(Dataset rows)
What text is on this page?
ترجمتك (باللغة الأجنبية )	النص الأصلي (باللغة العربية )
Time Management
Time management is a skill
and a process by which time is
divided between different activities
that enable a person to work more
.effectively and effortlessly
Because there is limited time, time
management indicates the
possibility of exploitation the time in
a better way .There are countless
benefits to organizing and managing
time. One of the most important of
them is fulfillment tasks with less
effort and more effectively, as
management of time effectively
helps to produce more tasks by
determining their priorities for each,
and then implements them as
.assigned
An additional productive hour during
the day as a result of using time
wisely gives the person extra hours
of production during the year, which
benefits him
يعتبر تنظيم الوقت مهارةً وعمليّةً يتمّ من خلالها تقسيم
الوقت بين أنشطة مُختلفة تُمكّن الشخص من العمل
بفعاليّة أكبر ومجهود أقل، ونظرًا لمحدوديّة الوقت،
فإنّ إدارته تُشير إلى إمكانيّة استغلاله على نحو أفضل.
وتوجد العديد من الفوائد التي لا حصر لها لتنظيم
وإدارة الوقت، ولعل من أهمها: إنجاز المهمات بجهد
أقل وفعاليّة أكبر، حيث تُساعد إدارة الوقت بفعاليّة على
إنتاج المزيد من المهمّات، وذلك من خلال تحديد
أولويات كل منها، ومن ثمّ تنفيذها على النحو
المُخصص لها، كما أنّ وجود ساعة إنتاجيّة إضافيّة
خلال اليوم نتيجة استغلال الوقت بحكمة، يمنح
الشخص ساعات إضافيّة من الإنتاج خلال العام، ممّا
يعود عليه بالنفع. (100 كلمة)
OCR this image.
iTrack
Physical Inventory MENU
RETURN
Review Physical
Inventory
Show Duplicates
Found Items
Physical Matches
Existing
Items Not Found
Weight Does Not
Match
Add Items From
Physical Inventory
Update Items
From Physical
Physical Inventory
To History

* [WORK TO DO]: Print every record exactly as it was given.

* [COMPLETED TASK]:
What text is on this page?
ترجمتك (باللغة الأجنبية )	النص الأصلي (باللغة العربية )
Time Management
Time management is a skill
and a process by which time is
divided between different activities
that enable a person to work more
.effectively and effortlessly
Because there is limited time, time
management indicates the
possibility of exploitation the time in
a better way .There are countless
benefits to organizing and managing
time. One of the most important of
them is fulfillment tasks with less
effort and more effectively, as
management of time effectively
helps to produce more tasks by
determining their priorities for each,
and then implements them as
.assigned
An additional productive hour during
the day as a result of using time
wisely gives the person extra hours
of production during the year, which
benefits him
يعتبر تنظيم الوقت مهارةً وعمليّةً يتمّ من خلالها تقسيم
الوقت بين أنشطة مُختلفة تُمكّن الشخص من العمل
بفعاليّة أكبر ومجهود أقل، ونظرًا لمحدوديّة الوقت،
فإنّ إدارته تُشير إلى إمكانيّة استغلاله على نحو أفضل.
وتوجد العديد من الفوائد التي لا حصر لها لتنظيم
وإدارة الوقت، ولعل من أهمها: إنجاز المهمات بجهد
أقل وفعاليّة أكبر، حيث تُساعد إدارة الوقت بفعاليّة على
إنتاج المزيد من المهمّات، وذلك من خلال تحديد
أولويات كل منها، ومن ثمّ تنفيذها على النحو
المُخصص لها، كما أنّ وجود ساعة إنتاجيّة إضافيّة
خلال اليوم نتيجة استغلال الوقت بحكمة، يمنح
الشخص ساعات إضافيّة من الإنتاج خلال العام، ممّا
يعود عليه بالنفع. (100 كلمة)
OCR this image.
iTrack
Physical Inventory MENU
RETURN
Review Physical
Inventory
Show Duplicates
Found Items
Physical Matches
Existing
Items Not Found
Weight Does Not
Match
Add Items From
Physical Inventory
Update Items
From Physical
Physical Inventory
To History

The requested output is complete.